+++ DATA ENTRIES +++

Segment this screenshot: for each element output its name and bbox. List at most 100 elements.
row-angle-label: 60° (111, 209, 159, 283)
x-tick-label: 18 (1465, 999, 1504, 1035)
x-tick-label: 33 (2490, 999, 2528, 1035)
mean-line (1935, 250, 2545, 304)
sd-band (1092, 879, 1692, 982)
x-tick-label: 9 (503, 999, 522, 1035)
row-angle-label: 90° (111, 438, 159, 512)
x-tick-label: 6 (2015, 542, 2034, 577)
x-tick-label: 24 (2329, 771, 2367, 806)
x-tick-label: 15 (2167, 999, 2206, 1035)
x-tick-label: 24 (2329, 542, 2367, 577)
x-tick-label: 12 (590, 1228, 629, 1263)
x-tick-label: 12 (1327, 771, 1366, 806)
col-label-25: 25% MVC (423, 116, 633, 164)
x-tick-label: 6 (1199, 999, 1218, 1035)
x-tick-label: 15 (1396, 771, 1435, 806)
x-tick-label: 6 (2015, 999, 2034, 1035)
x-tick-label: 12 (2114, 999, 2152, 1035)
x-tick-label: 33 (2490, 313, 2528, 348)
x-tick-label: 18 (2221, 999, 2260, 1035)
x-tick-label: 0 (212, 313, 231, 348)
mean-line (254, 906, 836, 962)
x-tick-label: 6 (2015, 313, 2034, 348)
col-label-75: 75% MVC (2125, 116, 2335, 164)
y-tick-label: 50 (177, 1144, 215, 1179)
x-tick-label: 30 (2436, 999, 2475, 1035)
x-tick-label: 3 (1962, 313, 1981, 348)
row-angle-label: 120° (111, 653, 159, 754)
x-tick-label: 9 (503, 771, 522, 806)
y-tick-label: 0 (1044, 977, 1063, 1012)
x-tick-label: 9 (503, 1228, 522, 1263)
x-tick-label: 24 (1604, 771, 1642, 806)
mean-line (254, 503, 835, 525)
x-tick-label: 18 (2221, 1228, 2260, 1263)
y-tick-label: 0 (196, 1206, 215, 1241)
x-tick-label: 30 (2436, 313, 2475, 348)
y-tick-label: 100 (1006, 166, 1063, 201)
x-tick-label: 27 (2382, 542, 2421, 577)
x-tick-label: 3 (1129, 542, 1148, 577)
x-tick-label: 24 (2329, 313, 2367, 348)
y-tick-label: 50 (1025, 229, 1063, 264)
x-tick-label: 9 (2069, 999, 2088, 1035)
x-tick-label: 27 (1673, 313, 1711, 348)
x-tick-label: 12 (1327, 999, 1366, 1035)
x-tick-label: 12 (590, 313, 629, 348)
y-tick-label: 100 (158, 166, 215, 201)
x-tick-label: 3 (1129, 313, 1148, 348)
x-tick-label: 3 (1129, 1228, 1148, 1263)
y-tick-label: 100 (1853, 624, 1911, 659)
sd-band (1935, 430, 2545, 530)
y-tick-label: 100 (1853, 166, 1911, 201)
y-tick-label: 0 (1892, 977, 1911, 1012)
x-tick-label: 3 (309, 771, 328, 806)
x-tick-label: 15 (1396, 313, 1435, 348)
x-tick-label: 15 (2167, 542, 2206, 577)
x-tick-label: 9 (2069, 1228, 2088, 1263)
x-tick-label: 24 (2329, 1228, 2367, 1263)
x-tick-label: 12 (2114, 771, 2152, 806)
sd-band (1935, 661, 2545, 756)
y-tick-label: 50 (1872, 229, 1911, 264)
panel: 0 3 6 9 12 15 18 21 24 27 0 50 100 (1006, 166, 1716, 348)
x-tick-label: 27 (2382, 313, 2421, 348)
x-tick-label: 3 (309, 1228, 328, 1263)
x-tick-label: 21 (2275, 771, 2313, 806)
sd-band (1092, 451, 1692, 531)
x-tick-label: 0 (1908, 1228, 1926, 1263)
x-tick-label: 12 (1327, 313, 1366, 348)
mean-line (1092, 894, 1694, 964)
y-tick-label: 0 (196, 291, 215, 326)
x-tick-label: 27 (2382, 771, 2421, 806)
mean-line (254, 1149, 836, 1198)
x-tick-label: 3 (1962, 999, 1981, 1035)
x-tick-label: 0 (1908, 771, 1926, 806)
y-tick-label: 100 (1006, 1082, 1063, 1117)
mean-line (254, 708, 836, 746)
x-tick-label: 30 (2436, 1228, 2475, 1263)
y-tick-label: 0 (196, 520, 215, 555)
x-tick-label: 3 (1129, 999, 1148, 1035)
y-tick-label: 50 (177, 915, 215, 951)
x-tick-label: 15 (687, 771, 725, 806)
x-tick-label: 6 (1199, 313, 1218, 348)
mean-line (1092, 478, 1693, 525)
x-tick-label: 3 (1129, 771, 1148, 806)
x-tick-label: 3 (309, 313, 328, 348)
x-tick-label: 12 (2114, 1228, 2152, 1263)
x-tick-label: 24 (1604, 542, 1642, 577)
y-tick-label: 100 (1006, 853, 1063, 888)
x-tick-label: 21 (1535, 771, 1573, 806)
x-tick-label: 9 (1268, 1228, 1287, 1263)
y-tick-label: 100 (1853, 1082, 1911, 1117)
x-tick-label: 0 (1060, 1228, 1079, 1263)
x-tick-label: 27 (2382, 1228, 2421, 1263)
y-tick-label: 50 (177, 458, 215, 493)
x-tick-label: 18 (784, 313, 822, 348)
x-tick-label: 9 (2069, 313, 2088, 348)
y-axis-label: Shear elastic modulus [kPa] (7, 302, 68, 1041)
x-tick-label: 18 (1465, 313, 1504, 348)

+++

EXERCISE REQUIREMENTS:
Turn all of the records above into a Markdown table with two columns, Row and Line. Put a running number in Row and one line of the records in Line, and leave out any blank lines.

SOLUTION TO THIS EXERCISE:
| Row | Line |
|---|---|
| 1 | Segment this screenshot: for each element output its name and bbox. List at most 100 elements. |
| 2 | row-angle-label: 60° (111, 209, 159, 283) |
| 3 | x-tick-label: 18 (1465, 999, 1504, 1035) |
| 4 | x-tick-label: 33 (2490, 999, 2528, 1035) |
| 5 | mean-line (1935, 250, 2545, 304) |
| 6 | sd-band (1092, 879, 1692, 982) |
| 7 | x-tick-label: 9 (503, 999, 522, 1035) |
| 8 | row-angle-label: 90° (111, 438, 159, 512) |
| 9 | x-tick-label: 6 (2015, 542, 2034, 577) |
| 10 | x-tick-label: 24 (2329, 771, 2367, 806) |
| 11 | x-tick-label: 15 (2167, 999, 2206, 1035) |
| 12 | x-tick-label: 24 (2329, 542, 2367, 577) |
| 13 | x-tick-label: 12 (590, 1228, 629, 1263) |
| 14 | x-tick-label: 12 (1327, 771, 1366, 806) |
| 15 | col-label-25: 25% MVC (423, 116, 633, 164) |
| 16 | x-tick-label: 6 (1199, 999, 1218, 1035) |
| 17 | x-tick-label: 15 (1396, 771, 1435, 806) |
| 18 | x-tick-label: 6 (2015, 999, 2034, 1035) |
| 19 | x-tick-label: 12 (2114, 999, 2152, 1035) |
| 20 | x-tick-label: 33 (2490, 313, 2528, 348) |
| 21 | x-tick-label: 18 (2221, 999, 2260, 1035) |
| 22 | x-tick-label: 0 (212, 313, 231, 348) |
| 23 | mean-line (254, 906, 836, 962) |
| 24 | x-tick-label: 6 (2015, 313, 2034, 348) |
| 25 | col-label-75: 75% MVC (2125, 116, 2335, 164) |
| 26 | y-tick-label: 50 (177, 1144, 215, 1179) |
| 27 | x-tick-label: 30 (2436, 999, 2475, 1035) |
| 28 | x-tick-label: 3 (1962, 313, 1981, 348) |
| 29 | row-angle-label: 120° (111, 653, 159, 754) |
| 30 | x-tick-label: 9 (503, 771, 522, 806) |
| 31 | y-tick-label: 0 (1044, 977, 1063, 1012) |
| 32 | x-tick-label: 9 (503, 1228, 522, 1263) |
| 33 | x-tick-label: 24 (1604, 771, 1642, 806) |
| 34 | mean-line (254, 503, 835, 525) |
| 35 | x-tick-label: 18 (2221, 1228, 2260, 1263) |
| 36 | y-tick-label: 0 (196, 1206, 215, 1241) |
| 37 | x-tick-label: 30 (2436, 313, 2475, 348) |
| 38 | y-tick-label: 100 (1006, 166, 1063, 201) |
| 39 | x-tick-label: 27 (2382, 542, 2421, 577) |
| 40 | x-tick-label: 3 (1129, 542, 1148, 577) |
| 41 | x-tick-label: 24 (2329, 313, 2367, 348) |
| 42 | y-tick-label: 50 (1025, 229, 1063, 264) |
| 43 | x-tick-label: 9 (2069, 999, 2088, 1035) |
| 44 | x-tick-label: 27 (1673, 313, 1711, 348) |
| 45 | x-tick-label: 12 (1327, 999, 1366, 1035) |
| 46 | x-tick-label: 12 (590, 313, 629, 348) |
| 47 | y-tick-label: 100 (158, 166, 215, 201) |
| 48 | x-tick-label: 3 (1129, 313, 1148, 348) |
| 49 | x-tick-label: 3 (1129, 1228, 1148, 1263) |
| 50 | y-tick-label: 100 (1853, 624, 1911, 659) |
| 51 | sd-band (1935, 430, 2545, 530) |
| 52 | y-tick-label: 100 (1853, 166, 1911, 201) |
| 53 | y-tick-label: 0 (1892, 977, 1911, 1012) |
| 54 | x-tick-label: 3 (309, 771, 328, 806) |
| 55 | x-tick-label: 15 (1396, 313, 1435, 348) |
| 56 | x-tick-label: 15 (2167, 542, 2206, 577) |
| 57 | x-tick-label: 9 (2069, 1228, 2088, 1263) |
| 58 | x-tick-label: 24 (2329, 1228, 2367, 1263) |
| 59 | x-tick-label: 12 (2114, 771, 2152, 806) |
| 60 | sd-band (1935, 661, 2545, 756) |
| 61 | y-tick-label: 50 (1872, 229, 1911, 264) |
| 62 | panel: 0 3 6 9 12 15 18 21 24 27 0 50 100 (1006, 166, 1716, 348) |
| 63 | x-tick-label: 27 (2382, 313, 2421, 348) |
| 64 | x-tick-label: 3 (309, 1228, 328, 1263) |
| 65 | x-tick-label: 21 (2275, 771, 2313, 806) |
| 66 | sd-band (1092, 451, 1692, 531) |
| 67 | x-tick-label: 0 (1908, 1228, 1926, 1263) |
| 68 | x-tick-label: 12 (1327, 313, 1366, 348) |
| 69 | mean-line (1092, 894, 1694, 964) |
| 70 | y-tick-label: 0 (196, 291, 215, 326) |
| 71 | x-tick-label: 27 (2382, 771, 2421, 806) |
| 72 | mean-line (254, 1149, 836, 1198) |
| 73 | x-tick-label: 3 (1962, 999, 1981, 1035) |
| 74 | x-tick-label: 0 (1908, 771, 1926, 806) |
| 75 | y-tick-label: 100 (1006, 1082, 1063, 1117) |
| 76 | mean-line (254, 708, 836, 746) |
| 77 | x-tick-label: 30 (2436, 1228, 2475, 1263) |
| 78 | y-tick-label: 0 (196, 520, 215, 555) |
| 79 | x-tick-label: 3 (1129, 999, 1148, 1035) |
| 80 | y-tick-label: 50 (177, 915, 215, 951) |
| 81 | x-tick-label: 15 (687, 771, 725, 806) |
| 82 | x-tick-label: 6 (1199, 313, 1218, 348) |
| 83 | mean-line (1092, 478, 1693, 525) |
| 84 | x-tick-label: 3 (1129, 771, 1148, 806) |
| 85 | x-tick-label: 3 (309, 313, 328, 348) |
| 86 | x-tick-label: 12 (2114, 1228, 2152, 1263) |
| 87 | x-tick-label: 24 (1604, 542, 1642, 577) |
| 88 | y-tick-label: 100 (1006, 853, 1063, 888) |
| 89 | x-tick-label: 21 (1535, 771, 1573, 806) |
| 90 | x-tick-label: 9 (1268, 1228, 1287, 1263) |
| 91 | y-tick-label: 100 (1853, 1082, 1911, 1117) |
| 92 | x-tick-label: 0 (1060, 1228, 1079, 1263) |
| 93 | x-tick-label: 27 (2382, 1228, 2421, 1263) |
| 94 | y-tick-label: 50 (177, 458, 215, 493) |
| 95 | x-tick-label: 18 (784, 313, 822, 348) |
| 96 | x-tick-label: 9 (2069, 313, 2088, 348) |
| 97 | y-axis-label: Shear elastic modulus [kPa] (7, 302, 68, 1041) |
| 98 | x-tick-label: 18 (1465, 313, 1504, 348) |